▶ _Input_
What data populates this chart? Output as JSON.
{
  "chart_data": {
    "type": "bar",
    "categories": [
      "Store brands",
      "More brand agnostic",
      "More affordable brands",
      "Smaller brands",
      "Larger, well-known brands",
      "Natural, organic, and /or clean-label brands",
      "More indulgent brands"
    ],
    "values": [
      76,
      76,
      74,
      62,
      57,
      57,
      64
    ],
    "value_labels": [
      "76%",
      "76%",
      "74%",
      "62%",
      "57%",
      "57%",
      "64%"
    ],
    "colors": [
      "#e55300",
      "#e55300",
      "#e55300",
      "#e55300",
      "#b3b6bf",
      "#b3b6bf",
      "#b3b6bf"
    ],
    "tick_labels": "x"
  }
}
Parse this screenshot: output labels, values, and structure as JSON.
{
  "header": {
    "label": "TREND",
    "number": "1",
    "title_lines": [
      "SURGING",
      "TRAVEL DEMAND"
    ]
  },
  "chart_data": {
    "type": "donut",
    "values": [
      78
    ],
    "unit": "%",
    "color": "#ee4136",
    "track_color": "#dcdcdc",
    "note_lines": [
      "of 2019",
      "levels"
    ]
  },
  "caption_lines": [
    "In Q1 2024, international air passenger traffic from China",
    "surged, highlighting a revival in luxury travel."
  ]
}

--

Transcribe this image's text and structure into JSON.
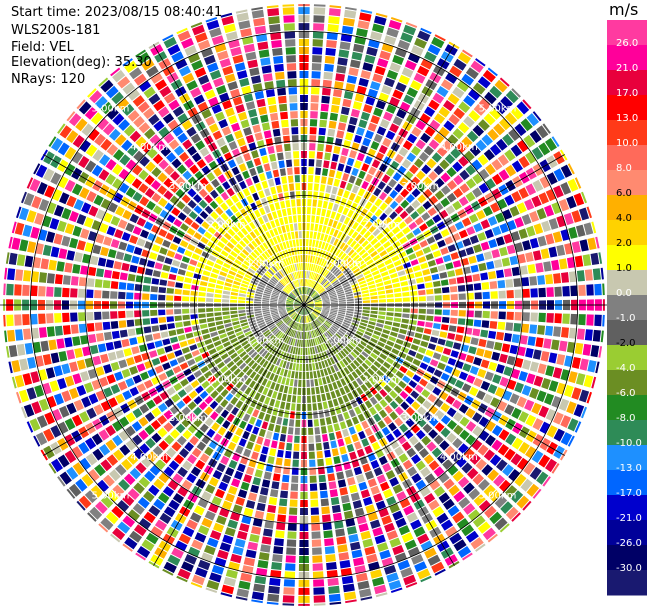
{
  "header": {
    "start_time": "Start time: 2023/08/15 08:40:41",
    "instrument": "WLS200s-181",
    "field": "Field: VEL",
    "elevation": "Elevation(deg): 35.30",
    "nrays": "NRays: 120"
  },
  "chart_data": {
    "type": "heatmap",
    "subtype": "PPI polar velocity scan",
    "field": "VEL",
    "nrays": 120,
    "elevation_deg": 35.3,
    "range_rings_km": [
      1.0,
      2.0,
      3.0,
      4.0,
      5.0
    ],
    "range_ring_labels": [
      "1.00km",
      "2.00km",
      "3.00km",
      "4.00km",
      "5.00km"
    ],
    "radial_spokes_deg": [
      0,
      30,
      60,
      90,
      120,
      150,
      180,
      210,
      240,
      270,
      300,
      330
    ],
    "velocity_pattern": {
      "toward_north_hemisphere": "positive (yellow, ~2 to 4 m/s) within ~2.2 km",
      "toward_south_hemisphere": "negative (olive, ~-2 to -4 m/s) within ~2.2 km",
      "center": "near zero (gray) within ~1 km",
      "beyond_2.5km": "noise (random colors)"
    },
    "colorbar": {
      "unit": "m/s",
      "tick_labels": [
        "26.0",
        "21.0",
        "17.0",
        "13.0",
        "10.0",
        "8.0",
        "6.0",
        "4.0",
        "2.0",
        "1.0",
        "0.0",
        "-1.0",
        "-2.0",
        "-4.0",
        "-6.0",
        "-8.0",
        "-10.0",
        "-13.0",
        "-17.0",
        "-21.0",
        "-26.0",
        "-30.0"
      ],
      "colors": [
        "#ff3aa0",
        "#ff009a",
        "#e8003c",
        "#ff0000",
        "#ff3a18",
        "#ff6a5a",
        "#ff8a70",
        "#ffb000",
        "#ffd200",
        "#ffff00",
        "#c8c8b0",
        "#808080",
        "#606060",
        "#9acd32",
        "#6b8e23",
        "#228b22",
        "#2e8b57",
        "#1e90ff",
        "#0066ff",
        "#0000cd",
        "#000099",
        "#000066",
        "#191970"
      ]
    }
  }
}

▶ _Your task_
Pick out, from the lines above, every one that contains the string "brands".

▶ _The response_
      "Store brands",
      "More affordable brands",
      "Smaller brands",
      "Larger, well-known brands",
      "Natural, organic, and /or clean-label brands",
      "More indulgent brands"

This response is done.